─── Dataset entries

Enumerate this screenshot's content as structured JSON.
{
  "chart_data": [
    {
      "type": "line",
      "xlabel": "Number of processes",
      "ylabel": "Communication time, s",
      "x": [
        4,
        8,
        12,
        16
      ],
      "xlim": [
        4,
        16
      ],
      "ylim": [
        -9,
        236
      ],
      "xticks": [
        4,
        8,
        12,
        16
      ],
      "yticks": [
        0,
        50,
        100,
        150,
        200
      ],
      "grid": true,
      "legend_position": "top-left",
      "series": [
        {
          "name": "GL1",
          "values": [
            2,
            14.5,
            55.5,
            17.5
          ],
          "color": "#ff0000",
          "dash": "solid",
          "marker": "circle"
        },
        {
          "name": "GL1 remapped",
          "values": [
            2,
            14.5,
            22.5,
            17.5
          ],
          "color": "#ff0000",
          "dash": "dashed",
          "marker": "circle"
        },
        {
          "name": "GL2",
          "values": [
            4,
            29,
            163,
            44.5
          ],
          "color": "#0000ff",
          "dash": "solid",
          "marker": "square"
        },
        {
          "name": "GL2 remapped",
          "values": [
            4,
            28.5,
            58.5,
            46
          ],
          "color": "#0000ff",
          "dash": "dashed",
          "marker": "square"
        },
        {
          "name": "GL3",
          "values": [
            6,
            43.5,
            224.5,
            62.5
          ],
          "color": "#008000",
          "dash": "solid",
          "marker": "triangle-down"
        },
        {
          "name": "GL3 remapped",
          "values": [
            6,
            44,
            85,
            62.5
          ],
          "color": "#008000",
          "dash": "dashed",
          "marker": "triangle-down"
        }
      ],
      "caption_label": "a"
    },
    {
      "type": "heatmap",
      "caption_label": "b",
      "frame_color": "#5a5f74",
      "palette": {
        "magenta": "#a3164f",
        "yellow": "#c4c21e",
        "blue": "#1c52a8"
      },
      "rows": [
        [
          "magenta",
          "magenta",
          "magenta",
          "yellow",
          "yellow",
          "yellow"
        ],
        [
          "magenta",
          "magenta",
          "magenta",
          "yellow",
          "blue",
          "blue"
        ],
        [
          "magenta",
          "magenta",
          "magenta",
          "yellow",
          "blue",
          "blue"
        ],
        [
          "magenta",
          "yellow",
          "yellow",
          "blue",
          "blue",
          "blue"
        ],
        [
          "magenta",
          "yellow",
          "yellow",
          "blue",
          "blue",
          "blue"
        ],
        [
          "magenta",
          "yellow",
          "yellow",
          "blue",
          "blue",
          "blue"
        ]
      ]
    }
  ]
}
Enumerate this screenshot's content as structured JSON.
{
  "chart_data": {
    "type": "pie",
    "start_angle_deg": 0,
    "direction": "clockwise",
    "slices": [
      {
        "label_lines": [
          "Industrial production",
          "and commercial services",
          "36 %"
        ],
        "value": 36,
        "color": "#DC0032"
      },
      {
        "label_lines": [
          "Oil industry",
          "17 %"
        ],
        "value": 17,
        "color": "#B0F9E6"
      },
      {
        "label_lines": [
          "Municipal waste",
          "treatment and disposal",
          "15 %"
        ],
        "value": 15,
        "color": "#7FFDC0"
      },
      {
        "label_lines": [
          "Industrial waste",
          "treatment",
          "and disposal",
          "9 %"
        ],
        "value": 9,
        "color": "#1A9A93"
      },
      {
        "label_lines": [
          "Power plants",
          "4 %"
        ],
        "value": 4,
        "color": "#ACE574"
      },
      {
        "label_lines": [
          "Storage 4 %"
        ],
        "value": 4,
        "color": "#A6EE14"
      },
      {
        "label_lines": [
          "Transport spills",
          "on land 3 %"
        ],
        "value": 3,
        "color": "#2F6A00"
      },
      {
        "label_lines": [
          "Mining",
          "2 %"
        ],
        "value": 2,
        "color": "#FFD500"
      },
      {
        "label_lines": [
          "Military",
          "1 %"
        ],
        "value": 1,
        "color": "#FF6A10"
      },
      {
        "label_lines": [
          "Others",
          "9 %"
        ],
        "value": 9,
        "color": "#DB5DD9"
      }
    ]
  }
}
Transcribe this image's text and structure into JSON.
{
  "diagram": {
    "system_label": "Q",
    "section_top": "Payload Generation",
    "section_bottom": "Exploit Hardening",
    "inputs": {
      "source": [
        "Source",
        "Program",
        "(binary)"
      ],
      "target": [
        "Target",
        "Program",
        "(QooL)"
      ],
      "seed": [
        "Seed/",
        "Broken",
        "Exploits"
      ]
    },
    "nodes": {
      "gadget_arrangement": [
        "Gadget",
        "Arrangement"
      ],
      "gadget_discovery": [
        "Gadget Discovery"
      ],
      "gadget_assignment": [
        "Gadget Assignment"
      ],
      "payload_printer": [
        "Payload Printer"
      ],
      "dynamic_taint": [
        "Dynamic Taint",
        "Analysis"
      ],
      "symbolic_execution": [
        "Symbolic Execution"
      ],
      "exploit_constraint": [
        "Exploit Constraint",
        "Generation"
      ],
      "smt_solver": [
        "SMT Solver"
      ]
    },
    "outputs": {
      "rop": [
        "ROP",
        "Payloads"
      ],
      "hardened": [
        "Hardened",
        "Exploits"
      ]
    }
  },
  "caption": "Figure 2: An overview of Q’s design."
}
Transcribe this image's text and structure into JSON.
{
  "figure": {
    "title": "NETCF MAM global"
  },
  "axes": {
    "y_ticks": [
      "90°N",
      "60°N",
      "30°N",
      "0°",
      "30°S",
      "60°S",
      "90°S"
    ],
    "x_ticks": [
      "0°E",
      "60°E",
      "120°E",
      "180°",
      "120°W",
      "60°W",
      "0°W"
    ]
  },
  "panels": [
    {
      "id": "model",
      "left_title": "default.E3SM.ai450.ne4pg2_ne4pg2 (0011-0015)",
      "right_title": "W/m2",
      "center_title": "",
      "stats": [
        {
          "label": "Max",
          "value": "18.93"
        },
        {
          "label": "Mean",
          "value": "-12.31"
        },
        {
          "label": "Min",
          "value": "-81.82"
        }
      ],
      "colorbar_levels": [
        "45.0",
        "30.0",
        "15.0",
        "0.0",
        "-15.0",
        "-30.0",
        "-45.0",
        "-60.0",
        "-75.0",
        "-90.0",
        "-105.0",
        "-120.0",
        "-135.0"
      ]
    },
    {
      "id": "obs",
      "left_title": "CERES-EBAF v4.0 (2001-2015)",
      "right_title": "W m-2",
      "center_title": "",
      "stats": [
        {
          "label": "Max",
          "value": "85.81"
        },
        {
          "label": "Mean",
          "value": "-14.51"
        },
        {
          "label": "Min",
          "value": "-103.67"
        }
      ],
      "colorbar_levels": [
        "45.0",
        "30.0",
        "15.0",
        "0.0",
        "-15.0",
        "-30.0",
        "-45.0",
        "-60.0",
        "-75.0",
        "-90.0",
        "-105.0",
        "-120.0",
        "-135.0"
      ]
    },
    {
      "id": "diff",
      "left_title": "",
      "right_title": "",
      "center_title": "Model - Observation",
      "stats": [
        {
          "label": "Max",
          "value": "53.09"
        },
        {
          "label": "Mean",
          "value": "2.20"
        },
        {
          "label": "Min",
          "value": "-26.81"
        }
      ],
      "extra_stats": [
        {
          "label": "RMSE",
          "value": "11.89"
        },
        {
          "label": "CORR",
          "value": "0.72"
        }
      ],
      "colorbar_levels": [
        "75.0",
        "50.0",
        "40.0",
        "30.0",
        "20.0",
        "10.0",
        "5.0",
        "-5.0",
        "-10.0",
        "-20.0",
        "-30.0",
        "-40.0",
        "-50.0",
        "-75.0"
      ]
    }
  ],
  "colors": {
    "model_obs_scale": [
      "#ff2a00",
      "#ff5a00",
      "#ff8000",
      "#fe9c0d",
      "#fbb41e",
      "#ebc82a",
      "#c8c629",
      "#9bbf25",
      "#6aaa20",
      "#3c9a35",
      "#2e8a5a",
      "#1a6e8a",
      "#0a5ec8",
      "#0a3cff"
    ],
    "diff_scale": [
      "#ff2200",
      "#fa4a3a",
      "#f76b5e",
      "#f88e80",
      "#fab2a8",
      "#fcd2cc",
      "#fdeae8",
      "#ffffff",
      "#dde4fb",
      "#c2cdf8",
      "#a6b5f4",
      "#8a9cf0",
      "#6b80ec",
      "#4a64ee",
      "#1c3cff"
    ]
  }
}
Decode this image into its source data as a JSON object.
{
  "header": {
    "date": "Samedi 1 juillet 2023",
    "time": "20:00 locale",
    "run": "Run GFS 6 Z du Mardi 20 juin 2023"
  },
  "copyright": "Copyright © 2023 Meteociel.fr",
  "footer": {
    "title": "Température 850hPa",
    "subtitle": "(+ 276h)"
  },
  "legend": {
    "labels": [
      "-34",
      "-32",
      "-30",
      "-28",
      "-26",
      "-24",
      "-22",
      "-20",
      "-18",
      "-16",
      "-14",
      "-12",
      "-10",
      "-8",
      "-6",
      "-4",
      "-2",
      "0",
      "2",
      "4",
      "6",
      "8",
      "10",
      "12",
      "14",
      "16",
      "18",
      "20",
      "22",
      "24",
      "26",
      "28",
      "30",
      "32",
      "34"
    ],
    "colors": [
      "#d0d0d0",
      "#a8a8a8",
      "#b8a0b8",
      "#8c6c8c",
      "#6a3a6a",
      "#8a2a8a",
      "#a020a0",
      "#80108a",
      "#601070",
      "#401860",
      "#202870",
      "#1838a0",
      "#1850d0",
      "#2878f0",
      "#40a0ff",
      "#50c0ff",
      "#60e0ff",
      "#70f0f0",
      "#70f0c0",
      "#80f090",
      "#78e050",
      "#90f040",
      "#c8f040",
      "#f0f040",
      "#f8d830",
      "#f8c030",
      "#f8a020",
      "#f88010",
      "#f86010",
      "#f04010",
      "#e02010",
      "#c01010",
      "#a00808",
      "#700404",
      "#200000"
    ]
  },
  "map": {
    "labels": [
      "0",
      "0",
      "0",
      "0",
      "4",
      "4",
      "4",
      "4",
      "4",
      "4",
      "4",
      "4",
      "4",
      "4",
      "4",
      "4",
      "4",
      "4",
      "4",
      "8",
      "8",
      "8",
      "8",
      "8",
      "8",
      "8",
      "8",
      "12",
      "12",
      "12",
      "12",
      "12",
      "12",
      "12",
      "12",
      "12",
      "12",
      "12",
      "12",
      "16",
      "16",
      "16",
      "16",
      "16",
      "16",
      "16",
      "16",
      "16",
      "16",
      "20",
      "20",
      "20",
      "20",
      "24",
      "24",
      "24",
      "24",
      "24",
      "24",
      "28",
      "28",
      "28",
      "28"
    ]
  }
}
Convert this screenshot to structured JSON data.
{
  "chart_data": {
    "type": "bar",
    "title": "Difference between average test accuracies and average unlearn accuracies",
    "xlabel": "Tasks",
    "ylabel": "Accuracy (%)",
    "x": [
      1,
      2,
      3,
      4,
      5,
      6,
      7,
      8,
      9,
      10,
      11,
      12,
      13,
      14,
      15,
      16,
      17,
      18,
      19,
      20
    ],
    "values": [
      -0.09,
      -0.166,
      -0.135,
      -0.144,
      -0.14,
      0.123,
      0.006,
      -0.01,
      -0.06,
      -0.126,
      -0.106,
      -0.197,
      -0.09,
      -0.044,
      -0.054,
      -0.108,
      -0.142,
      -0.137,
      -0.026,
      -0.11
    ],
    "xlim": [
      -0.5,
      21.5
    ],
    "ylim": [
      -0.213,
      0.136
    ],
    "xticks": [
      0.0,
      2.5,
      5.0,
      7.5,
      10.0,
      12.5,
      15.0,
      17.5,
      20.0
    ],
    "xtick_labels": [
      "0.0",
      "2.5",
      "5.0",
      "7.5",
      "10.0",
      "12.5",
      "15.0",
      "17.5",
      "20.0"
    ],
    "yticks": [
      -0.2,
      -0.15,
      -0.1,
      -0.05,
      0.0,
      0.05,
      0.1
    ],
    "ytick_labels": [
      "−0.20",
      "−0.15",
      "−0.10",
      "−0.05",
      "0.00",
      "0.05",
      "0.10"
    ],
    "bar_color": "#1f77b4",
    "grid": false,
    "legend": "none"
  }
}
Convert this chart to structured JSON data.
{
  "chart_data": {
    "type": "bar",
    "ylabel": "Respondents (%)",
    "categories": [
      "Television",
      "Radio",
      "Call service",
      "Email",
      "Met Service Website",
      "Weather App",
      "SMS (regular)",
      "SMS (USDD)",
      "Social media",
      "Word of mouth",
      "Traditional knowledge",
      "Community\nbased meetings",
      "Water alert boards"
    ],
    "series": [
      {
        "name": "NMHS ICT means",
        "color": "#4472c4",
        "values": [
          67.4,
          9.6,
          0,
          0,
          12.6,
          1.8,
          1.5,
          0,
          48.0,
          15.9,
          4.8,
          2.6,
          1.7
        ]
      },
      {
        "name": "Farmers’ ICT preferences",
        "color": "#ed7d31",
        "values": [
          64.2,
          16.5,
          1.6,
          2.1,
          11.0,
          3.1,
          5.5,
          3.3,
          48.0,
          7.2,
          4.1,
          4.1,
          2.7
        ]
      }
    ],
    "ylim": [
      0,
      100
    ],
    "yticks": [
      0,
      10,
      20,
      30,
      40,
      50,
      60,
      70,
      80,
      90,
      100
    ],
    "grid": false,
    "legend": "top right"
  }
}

──────

Exercise | Look through the entries above. Extract each line with the word "remapped".

Solution to the problem |
          "name": "GL1 remapped",
          "name": "GL2 remapped",
          "name": "GL3 remapped",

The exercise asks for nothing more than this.